▶ [SUPPLIED TEXT]

+-------+

Rosa Carmina Villa
RIOS, Plaintiff, v. Benjamin CIVILETTI, Defendant Civ. No. 80-2271 (JP) UNITED STATES DISTRICT
COURT FOR THE DISTRICT OF PUERTO RICO 571 F. Supp. 218;
1983 U.S. Dist. LEXIS 14525 August 18, 1983 COUNSEL: [**1] Pablo J. Santiago Hernandez, San Juan & Santurce, Puerto Rico,
for plaintiff. Daniel F. Lopez Romo, U.S. Atty., Hato Rey, Puerto Rico, for
defendant. JUDGES: Pieras, District Judge. OPINION BY: PIERAS OPINION: [*219]
OPINION, DECLARATORY JUDGMENT AND ORDER PIERAS, District Judge. This action for a declaratory judgment of citizenship is brought
by the plaintiff intervenor, Maria Guadalupe Villa Rios, pursuant to the
provisions of the Nationality Act of 1940, Section 205, 8 U.S.C. §
907, subsequently reenacted and codified in the Immigration and Nationality Act
of 1952, Section 301(a)(7), 8 U.S.C. § 1401(a)(7), Section 309(b), 8
U.S.C. § 1409(b), the Declaratory Judgment Act, 28 U.S.C. §
2201 and Section 360 of the Immigration and Nationality Act of 1952, 8 U.S.C. §
1503(a). On March 16, 1983, the plaintiff moved for summary judgment.

+-------+

▶ [SUPPLIED INFORMATION]
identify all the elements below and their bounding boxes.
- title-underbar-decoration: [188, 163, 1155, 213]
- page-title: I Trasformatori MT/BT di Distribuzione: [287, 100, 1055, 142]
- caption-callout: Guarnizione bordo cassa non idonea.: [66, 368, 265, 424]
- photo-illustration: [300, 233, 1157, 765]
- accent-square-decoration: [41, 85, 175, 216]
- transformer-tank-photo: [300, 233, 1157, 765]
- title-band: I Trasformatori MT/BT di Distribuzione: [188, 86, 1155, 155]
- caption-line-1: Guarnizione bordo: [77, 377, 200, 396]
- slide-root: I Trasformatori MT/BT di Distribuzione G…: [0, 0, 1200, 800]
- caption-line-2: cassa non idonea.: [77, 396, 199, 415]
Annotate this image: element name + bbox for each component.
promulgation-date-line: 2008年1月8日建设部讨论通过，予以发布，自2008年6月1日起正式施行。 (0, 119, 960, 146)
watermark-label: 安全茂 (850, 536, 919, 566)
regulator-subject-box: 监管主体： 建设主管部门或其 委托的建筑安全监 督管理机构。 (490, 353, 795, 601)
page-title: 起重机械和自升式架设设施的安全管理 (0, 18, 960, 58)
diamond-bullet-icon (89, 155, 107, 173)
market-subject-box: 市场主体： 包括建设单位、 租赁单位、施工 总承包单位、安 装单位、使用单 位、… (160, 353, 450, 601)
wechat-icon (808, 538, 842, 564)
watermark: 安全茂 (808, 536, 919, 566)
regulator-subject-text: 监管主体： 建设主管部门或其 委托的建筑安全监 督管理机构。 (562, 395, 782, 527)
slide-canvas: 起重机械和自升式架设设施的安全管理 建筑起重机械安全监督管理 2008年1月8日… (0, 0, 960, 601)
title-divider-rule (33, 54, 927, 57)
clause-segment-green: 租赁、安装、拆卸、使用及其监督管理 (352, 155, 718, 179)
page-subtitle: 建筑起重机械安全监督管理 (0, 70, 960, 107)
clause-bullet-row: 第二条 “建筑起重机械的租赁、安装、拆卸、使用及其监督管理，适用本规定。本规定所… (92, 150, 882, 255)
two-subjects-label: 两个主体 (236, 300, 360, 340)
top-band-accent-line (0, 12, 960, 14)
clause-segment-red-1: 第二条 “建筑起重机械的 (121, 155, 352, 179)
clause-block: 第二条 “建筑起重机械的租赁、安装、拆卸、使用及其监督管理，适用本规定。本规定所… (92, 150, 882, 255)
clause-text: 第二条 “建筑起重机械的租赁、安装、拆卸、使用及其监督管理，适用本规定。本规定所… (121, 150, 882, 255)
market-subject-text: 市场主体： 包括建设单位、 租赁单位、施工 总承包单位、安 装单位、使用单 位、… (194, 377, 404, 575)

+-------+

▶ [PARTS OF THE EXERCISE]
**a)** Duplicate the court opinion excerpt word for word, in full.
**b)** Set down the rows word for word, beginning with the first row and stopping after the line that contains "- photo-illustration: [300, 233, 1157, 765]".

▶ [ANSWERS TO EACH TASK]
**a)**
Rosa Carmina Villa
RIOS, Plaintiff, v. Benjamin CIVILETTI, Defendant Civ. No. 80-2271 (JP) UNITED STATES DISTRICT
COURT FOR THE DISTRICT OF PUERTO RICO 571 F. Supp. 218;
1983 U.S. Dist. LEXIS 14525 August 18, 1983 COUNSEL: [**1] Pablo J. Santiago Hernandez, San Juan & Santurce, Puerto Rico,
for plaintiff. Daniel F. Lopez Romo, U.S. Atty., Hato Rey, Puerto Rico, for
defendant. JUDGES: Pieras, District Judge. OPINION BY: PIERAS OPINION: [*219]
OPINION, DECLARATORY JUDGMENT AND ORDER PIERAS, District Judge. This action for a declaratory judgment of citizenship is brought
by the plaintiff intervenor, Maria Guadalupe Villa Rios, pursuant to the
provisions of the Nationality Act of 1940, Section 205, 8 U.S.C. §
907, subsequently reenacted and codified in the Immigration and Nationality Act
of 1952, Section 301(a)(7), 8 U.S.C. § 1401(a)(7), Section 309(b), 8
U.S.C. § 1409(b), the Declaratory Judgment Act, 28 U.S.C. §
2201 and Section 360 of the Immigration and Nationality Act of 1952, 8 U.S.C. §
1503(a). On March 16, 1983, the plaintiff moved for summary judgment.

**b)**
identify all the elements below and their bounding boxes.
- title-underbar-decoration: [188, 163, 1155, 213]
- page-title: I Trasformatori MT/BT di Distribuzione: [287, 100, 1055, 142]
- caption-callout: Guarnizione bordo cassa non idonea.: [66, 368, 265, 424]
- photo-illustration: [300, 233, 1157, 765]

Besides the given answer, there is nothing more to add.